▶ _PROVIDED DATA_:

+++

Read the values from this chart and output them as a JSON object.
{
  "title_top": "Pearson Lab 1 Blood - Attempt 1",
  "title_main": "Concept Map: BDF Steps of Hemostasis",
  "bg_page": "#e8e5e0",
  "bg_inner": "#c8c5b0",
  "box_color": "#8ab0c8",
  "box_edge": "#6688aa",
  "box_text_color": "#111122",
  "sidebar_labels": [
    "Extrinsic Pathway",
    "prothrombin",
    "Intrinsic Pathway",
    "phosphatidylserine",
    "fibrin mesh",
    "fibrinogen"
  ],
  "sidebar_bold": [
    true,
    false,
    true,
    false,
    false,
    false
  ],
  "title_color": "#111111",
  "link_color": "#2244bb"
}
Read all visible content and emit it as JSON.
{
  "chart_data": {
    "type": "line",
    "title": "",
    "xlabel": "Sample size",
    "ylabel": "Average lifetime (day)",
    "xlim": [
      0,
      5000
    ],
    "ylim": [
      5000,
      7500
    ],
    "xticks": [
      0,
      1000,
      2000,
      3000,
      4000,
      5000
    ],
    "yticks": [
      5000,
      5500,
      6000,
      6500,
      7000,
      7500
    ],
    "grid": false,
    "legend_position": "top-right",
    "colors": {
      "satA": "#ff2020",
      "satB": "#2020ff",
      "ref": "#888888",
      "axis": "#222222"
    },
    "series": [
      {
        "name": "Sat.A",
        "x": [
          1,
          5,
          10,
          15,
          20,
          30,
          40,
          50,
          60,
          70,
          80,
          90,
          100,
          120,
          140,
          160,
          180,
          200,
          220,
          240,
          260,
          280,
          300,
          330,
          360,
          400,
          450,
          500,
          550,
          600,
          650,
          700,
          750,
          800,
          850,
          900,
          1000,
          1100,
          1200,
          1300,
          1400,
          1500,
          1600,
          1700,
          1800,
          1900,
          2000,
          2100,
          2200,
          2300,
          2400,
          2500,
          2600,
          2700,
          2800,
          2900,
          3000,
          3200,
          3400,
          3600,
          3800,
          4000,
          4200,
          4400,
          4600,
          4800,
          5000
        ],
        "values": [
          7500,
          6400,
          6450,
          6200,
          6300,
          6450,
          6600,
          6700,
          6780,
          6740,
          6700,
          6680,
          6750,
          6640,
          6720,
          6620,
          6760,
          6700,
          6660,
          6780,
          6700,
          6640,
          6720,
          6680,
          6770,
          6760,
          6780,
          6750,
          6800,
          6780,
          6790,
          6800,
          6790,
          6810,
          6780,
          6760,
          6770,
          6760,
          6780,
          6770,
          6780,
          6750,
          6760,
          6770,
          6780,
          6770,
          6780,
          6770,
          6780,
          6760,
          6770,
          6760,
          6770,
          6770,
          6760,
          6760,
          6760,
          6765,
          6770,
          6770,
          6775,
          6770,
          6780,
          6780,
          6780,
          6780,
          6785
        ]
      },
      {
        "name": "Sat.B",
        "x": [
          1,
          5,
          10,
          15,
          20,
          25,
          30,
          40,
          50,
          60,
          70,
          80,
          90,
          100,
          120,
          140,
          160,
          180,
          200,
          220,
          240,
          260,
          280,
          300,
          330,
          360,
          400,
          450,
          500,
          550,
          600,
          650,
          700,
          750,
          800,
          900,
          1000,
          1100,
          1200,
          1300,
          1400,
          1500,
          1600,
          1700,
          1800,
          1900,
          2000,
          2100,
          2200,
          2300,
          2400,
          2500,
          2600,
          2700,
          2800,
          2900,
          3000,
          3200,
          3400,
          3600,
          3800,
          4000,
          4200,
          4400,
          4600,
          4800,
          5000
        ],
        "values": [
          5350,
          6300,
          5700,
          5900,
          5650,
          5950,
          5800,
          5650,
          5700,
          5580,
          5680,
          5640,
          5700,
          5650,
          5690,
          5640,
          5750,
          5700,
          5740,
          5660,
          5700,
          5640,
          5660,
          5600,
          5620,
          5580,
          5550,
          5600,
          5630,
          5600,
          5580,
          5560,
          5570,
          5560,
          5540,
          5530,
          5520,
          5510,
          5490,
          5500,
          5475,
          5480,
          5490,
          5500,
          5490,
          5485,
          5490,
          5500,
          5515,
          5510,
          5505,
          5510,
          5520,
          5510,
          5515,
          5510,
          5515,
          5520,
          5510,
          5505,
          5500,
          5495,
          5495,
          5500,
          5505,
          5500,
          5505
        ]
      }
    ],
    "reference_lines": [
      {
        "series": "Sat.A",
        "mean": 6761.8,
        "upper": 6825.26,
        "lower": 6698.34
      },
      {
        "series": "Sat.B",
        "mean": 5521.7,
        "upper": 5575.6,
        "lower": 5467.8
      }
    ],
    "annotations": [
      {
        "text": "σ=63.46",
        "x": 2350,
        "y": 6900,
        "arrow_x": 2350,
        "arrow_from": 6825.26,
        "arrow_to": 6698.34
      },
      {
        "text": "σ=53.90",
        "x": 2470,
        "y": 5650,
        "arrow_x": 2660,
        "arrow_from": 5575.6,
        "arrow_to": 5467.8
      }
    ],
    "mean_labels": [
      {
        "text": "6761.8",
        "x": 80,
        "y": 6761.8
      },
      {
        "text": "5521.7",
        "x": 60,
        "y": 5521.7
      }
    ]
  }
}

+++

▶ _DESCRIPTION OF THE TASK_:
Write out every entry exactly as given.

▶ _OUTPUT OF THE TASK_:
Read the values from this chart and output them as a JSON object.
{
  "title_top": "Pearson Lab 1 Blood - Attempt 1",
  "title_main": "Concept Map: BDF Steps of Hemostasis",
  "bg_page": "#e8e5e0",
  "bg_inner": "#c8c5b0",
  "box_color": "#8ab0c8",
  "box_edge": "#6688aa",
  "box_text_color": "#111122",
  "sidebar_labels": [
    "Extrinsic Pathway",
    "prothrombin",
    "Intrinsic Pathway",
    "phosphatidylserine",
    "fibrin mesh",
    "fibrinogen"
  ],
  "sidebar_bold": [
    true,
    false,
    true,
    false,
    false,
    false
  ],
  "title_color": "#111111",
  "link_color": "#2244bb"
}
Read all visible content and emit it as JSON.
{
  "chart_data": {
    "type": "line",
    "title": "",
    "xlabel": "Sample size",
    "ylabel": "Average lifetime (day)",
    "xlim": [
      0,
      5000
    ],
    "ylim": [
      5000,
      7500
    ],
    "xticks": [
      0,
      1000,
      2000,
      3000,
      4000,
      5000
    ],
    "yticks": [
      5000,
      5500,
      6000,
      6500,
      7000,
      7500
    ],
    "grid": false,
    "legend_position": "top-right",
    "colors": {
      "satA": "#ff2020",
      "satB": "#2020ff",
      "ref": "#888888",
      "axis": "#222222"
    },
    "series": [
      {
        "name": "Sat.A",
        "x": [
          1,
          5,
          10,
          15,
          20,
          30,
          40,
          50,
          60,
          70,
          80,
          90,
          100,
          120,
          140,
          160,
          180,
          200,
          220,
          240,
          260,
          280,
          300,
          330,
          360,
          400,
          450,
          500,
          550,
          600,
          650,
          700,
          750,
          800,
          850,
          900,
          1000,
          1100,
          1200,
          1300,
          1400,
          1500,
          1600,
          1700,
          1800,
          1900,
          2000,
          2100,
          2200,
          2300,
          2400,
          2500,
          2600,
          2700,
          2800,
          2900,
          3000,
          3200,
          3400,
          3600,
          3800,
          4000,
          4200,
          4400,
          4600,
          4800,
          5000
        ],
        "values": [
          7500,
          6400,
          6450,
          6200,
          6300,
          6450,
          6600,
          6700,
          6780,
          6740,
          6700,
          6680,
          6750,
          6640,
          6720,
          6620,
          6760,
          6700,
          6660,
          6780,
          6700,
          6640,
          6720,
          6680,
          6770,
          6760,
          6780,
          6750,
          6800,
          6780,
          6790,
          6800,
          6790,
          6810,
          6780,
          6760,
          6770,
          6760,
          6780,
          6770,
          6780,
          6750,
          6760,
          6770,
          6780,
          6770,
          6780,
          6770,
          6780,
          6760,
          6770,
          6760,
          6770,
          6770,
          6760,
          6760,
          6760,
          6765,
          6770,
          6770,
          6775,
          6770,
          6780,
          6780,
          6780,
          6780,
          6785
        ]
      },
      {
        "name": "Sat.B",
        "x": [
          1,
          5,
          10,
          15,
          20,
          25,
          30,
          40,
          50,
          60,
          70,
          80,
          90,
          100,
          120,
          140,
          160,
          180,
          200,
          220,
          240,
          260,
          280,
          300,
          330,
          360,
          400,
          450,
          500,
          550,
          600,
          650,
          700,
          750,
          800,
          900,
          1000,
          1100,
          1200,
          1300,
          1400,
          1500,
          1600,
          1700,
          1800,
          1900,
          2000,
          2100,
          2200,
          2300,
          2400,
          2500,
          2600,
          2700,
          2800,
          2900,
          3000,
          3200,
          3400,
          3600,
          3800,
          4000,
          4200,
          4400,
          4600,
          4800,
          5000
        ],
        "values": [
          5350,
          6300,
          5700,
          5900,
          5650,
          5950,
          5800,
          5650,
          5700,
          5580,
          5680,
          5640,
          5700,
          5650,
          5690,
          5640,
          5750,
          5700,
          5740,
          5660,
          5700,
          5640,
          5660,
          5600,
          5620,
          5580,
          5550,
          5600,
          5630,
          5600,
          5580,
          5560,
          5570,
          5560,
          5540,
          5530,
          5520,
          5510,
          5490,
          5500,
          5475,
          5480,
          5490,
          5500,
          5490,
          5485,
          5490,
          5500,
          5515,
          5510,
          5505,
          5510,
          5520,
          5510,
          5515,
          5510,
          5515,
          5520,
          5510,
          5505,
          5500,
          5495,
          5495,
          5500,
          5505,
          5500,
          5505
        ]
      }
    ],
    "reference_lines": [
      {
        "series": "Sat.A",
        "mean": 6761.8,
        "upper": 6825.26,
        "lower": 6698.34
      },
      {
        "series": "Sat.B",
        "mean": 5521.7,
        "upper": 5575.6,
        "lower": 5467.8
      }
    ],
    "annotations": [
      {
        "text": "σ=63.46",
        "x": 2350,
        "y": 6900,
        "arrow_x": 2350,
        "arrow_from": 6825.26,
        "arrow_to": 6698.34
      },
      {
        "text": "σ=53.90",
        "x": 2470,
        "y": 5650,
        "arrow_x": 2660,
        "arrow_from": 5575.6,
        "arrow_to": 5467.8
      }
    ],
    "mean_labels": [
      {
        "text": "6761.8",
        "x": 80,
        "y": 6761.8
      },
      {
        "text": "5521.7",
        "x": 60,
        "y": 5521.7
      }
    ]
  }
}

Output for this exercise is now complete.